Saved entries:
▬▬▬▬▬▬

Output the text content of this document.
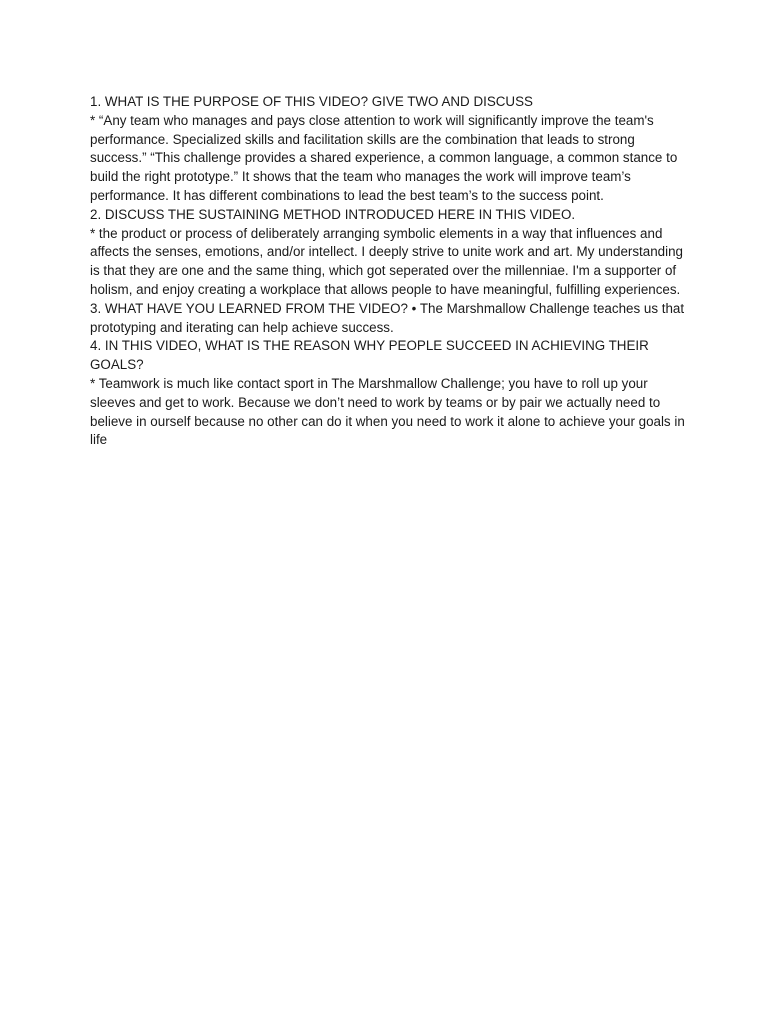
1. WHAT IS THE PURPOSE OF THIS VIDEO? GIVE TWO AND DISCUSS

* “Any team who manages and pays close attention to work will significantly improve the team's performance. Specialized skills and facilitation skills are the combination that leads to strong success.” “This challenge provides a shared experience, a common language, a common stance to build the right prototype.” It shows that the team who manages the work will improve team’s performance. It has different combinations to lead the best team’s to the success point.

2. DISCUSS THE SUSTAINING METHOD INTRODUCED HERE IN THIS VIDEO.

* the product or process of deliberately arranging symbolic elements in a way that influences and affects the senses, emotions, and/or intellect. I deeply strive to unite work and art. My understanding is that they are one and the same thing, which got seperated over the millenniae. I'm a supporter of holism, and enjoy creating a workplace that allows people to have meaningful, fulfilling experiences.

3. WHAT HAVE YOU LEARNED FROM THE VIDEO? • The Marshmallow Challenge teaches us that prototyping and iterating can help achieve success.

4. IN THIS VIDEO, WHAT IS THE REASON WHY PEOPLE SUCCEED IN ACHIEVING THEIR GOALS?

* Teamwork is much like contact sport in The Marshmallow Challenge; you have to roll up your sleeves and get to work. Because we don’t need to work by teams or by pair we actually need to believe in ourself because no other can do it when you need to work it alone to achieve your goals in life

▬▬▬▬▬▬

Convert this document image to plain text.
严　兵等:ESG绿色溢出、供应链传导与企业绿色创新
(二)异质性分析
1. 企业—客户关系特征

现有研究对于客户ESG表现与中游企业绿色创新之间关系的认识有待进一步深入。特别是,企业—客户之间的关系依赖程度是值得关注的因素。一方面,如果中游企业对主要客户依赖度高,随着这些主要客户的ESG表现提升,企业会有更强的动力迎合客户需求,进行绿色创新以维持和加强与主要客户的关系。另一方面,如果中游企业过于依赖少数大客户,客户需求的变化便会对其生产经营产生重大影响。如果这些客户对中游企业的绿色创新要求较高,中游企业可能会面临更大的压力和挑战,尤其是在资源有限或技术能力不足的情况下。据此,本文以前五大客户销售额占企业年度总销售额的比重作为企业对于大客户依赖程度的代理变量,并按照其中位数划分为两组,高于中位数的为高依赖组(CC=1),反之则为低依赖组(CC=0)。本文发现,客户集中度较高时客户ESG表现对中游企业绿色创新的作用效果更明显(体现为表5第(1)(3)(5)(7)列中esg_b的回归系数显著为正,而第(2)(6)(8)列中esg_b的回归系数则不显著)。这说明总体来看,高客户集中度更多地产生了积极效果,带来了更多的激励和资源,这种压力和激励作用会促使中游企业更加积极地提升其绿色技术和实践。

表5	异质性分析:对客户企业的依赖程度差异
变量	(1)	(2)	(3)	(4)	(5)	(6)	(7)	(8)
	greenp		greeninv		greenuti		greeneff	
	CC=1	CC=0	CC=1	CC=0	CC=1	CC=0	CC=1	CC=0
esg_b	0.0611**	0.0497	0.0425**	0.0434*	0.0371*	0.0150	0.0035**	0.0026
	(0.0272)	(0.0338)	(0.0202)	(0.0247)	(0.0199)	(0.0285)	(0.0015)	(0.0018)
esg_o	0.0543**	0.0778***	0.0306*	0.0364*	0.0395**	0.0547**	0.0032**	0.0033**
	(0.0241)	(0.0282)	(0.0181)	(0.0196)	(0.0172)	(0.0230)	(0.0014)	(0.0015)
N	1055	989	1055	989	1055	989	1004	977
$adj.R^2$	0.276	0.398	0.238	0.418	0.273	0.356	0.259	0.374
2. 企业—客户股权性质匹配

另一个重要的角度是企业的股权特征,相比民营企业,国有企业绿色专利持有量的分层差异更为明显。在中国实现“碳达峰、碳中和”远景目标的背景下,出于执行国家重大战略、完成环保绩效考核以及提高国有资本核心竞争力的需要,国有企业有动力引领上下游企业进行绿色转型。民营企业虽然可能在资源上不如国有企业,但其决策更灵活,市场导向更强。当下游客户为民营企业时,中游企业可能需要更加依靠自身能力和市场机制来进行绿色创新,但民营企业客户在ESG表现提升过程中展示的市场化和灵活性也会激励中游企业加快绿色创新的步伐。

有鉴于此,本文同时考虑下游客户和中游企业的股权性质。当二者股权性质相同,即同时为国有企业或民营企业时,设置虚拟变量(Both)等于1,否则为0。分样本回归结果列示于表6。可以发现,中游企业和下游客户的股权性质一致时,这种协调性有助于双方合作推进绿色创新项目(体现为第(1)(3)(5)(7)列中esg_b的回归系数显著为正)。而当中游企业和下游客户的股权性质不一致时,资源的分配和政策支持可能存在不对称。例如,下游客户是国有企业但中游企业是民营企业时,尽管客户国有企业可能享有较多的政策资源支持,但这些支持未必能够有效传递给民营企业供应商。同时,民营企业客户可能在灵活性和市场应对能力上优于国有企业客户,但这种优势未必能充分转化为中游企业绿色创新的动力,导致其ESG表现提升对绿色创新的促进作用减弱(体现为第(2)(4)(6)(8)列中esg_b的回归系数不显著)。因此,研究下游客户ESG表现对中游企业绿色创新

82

▬▬▬▬▬▬

SHORT PROBLEM:
Copy all lines from the material that include "VIDEO".

WRITTEN ANSWER:
1. WHAT IS THE PURPOSE OF THIS VIDEO? GIVE TWO AND DISCUSS
2. DISCUSS THE SUSTAINING METHOD INTRODUCED HERE IN THIS VIDEO.
3. WHAT HAVE YOU LEARNED FROM THE VIDEO? • The Marshmallow Challenge teaches us that prototyping and iterating can help achieve success.
4. IN THIS VIDEO, WHAT IS THE REASON WHY PEOPLE SUCCEED IN ACHIEVING THEIR GOALS?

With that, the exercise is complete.